Do this: Take every line from the listing below that contains "ylabel".

---------- Given data

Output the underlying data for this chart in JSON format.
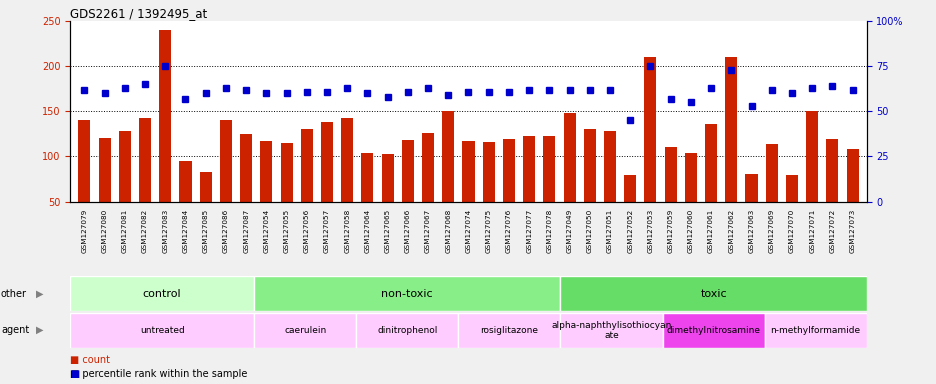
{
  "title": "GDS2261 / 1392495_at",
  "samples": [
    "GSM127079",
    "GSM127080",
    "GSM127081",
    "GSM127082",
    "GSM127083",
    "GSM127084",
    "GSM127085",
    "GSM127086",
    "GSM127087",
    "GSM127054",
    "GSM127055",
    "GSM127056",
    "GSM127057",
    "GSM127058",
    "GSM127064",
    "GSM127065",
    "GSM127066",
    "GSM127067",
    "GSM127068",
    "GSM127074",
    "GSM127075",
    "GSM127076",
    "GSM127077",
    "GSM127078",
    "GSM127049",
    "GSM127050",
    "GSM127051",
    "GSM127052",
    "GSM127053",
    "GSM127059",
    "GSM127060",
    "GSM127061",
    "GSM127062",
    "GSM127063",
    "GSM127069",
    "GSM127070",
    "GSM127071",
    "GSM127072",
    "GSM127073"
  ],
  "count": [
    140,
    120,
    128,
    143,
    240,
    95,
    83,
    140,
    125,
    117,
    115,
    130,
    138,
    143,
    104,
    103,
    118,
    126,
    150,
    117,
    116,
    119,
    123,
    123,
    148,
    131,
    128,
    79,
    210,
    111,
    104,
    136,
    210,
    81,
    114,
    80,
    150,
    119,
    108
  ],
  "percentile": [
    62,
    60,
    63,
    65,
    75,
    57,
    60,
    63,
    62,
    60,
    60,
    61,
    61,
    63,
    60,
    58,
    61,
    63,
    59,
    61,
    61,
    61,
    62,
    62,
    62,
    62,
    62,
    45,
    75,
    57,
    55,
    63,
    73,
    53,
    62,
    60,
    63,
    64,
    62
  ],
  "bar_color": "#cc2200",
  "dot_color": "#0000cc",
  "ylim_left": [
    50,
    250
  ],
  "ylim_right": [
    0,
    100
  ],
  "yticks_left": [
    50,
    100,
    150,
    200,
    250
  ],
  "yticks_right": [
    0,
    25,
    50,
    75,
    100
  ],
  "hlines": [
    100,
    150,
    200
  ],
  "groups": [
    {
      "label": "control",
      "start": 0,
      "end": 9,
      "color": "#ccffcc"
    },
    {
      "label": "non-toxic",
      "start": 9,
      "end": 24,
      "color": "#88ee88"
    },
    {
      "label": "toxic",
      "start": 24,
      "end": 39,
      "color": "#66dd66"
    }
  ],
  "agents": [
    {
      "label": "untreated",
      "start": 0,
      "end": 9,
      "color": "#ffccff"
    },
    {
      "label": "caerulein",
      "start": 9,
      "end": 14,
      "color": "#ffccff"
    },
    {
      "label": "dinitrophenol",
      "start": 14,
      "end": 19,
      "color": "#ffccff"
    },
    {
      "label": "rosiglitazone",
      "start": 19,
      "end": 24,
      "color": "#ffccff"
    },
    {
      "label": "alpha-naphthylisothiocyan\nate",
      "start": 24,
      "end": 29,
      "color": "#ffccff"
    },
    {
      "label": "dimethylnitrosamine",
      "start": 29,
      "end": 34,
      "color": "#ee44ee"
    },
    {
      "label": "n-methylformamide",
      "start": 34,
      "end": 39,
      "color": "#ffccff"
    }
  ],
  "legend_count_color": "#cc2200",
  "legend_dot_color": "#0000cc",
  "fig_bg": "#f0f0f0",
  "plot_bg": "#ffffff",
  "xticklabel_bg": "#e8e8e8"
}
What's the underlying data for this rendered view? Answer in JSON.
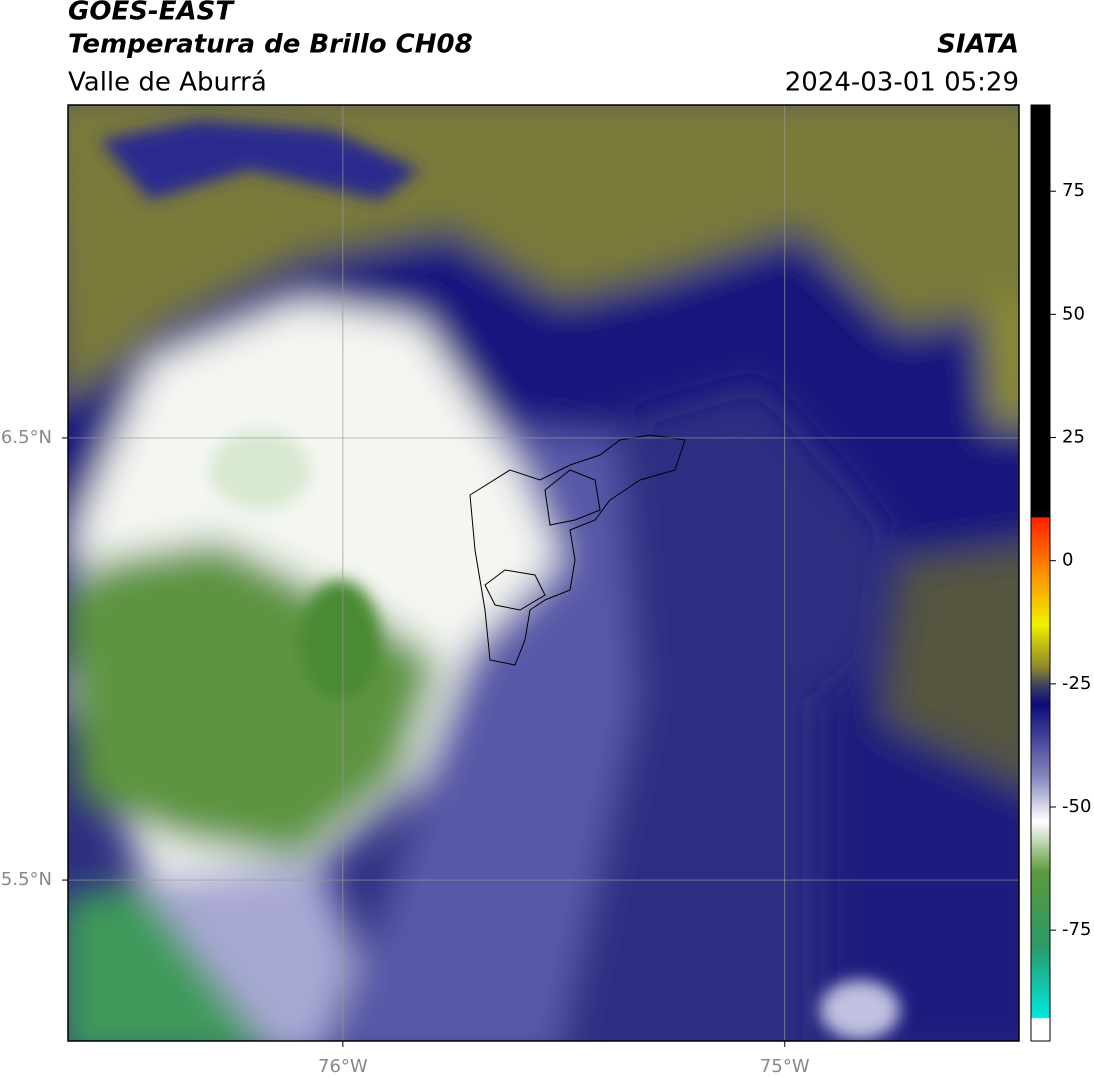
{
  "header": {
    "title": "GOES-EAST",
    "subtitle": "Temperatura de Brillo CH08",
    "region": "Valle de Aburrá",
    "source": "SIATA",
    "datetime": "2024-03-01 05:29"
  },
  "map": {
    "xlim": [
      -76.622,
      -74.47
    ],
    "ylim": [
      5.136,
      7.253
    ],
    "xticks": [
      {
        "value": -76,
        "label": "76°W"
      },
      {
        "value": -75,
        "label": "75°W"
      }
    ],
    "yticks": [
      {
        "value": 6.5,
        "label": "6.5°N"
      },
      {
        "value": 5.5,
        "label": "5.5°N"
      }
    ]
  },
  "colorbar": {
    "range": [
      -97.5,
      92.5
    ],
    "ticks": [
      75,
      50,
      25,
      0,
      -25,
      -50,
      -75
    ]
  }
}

--------------------
---------- Given data

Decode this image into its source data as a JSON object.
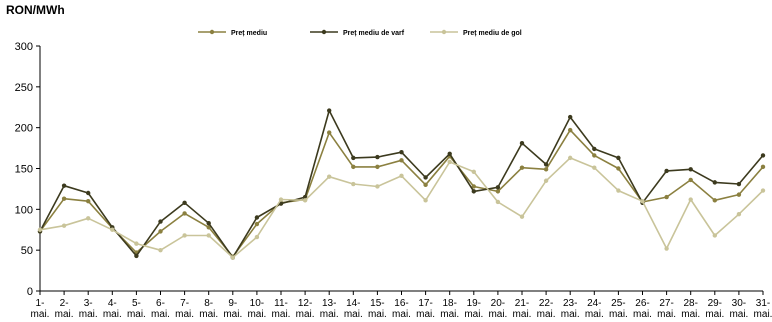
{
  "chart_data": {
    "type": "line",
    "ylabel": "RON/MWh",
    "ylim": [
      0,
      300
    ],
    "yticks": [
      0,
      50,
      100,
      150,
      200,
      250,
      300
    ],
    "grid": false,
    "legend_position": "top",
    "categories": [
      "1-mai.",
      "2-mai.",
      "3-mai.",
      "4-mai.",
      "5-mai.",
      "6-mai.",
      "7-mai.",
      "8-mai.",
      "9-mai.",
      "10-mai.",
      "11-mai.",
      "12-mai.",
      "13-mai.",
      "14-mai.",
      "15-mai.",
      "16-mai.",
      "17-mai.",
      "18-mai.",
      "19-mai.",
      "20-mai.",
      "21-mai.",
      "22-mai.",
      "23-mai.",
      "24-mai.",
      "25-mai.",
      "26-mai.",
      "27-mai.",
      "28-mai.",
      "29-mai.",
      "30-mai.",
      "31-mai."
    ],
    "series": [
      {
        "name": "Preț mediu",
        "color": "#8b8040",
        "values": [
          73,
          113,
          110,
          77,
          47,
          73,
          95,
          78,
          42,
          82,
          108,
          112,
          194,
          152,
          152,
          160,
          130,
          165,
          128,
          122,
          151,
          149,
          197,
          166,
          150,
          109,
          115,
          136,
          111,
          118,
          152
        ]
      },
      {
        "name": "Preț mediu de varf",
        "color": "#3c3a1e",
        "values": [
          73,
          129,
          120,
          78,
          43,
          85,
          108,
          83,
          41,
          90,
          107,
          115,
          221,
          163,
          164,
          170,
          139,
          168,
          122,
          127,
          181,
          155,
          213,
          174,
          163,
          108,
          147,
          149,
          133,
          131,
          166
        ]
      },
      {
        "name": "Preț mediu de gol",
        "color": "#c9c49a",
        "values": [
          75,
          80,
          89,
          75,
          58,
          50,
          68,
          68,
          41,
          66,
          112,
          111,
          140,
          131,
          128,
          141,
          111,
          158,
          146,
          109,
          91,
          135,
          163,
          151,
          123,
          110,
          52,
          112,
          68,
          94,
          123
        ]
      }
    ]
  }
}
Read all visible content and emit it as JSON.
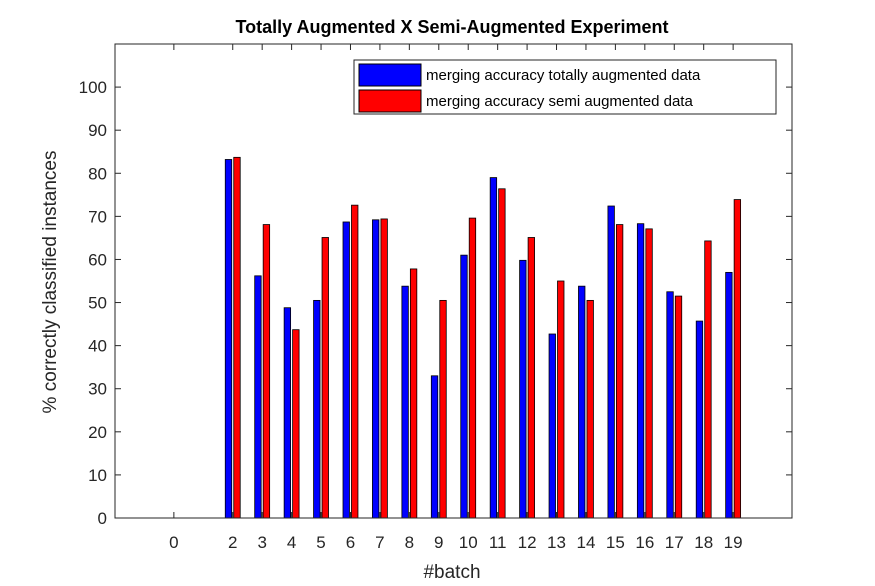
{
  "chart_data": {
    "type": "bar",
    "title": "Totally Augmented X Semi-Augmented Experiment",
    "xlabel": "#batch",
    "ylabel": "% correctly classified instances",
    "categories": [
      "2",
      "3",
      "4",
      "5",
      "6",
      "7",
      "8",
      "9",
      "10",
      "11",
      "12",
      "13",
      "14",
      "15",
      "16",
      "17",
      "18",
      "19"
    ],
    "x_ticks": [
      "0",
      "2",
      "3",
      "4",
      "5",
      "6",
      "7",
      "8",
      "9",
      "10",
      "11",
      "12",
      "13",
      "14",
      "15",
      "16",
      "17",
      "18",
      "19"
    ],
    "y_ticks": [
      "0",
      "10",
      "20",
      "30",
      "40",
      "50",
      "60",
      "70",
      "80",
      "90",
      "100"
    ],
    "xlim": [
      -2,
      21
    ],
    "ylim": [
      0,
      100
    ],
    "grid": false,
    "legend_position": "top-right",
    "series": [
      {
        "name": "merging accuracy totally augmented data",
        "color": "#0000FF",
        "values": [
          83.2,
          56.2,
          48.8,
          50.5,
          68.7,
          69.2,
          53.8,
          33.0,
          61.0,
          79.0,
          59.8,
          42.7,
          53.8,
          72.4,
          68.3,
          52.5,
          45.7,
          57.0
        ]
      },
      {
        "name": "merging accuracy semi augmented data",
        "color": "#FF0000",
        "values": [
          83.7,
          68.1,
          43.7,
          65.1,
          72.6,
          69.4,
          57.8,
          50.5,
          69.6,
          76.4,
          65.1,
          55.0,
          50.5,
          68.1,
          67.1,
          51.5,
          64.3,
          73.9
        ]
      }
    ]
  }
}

--------------------

Answer to this problem:
    "ylabel": "RON/MWh",
    "ylabel": "% correctly classified instances",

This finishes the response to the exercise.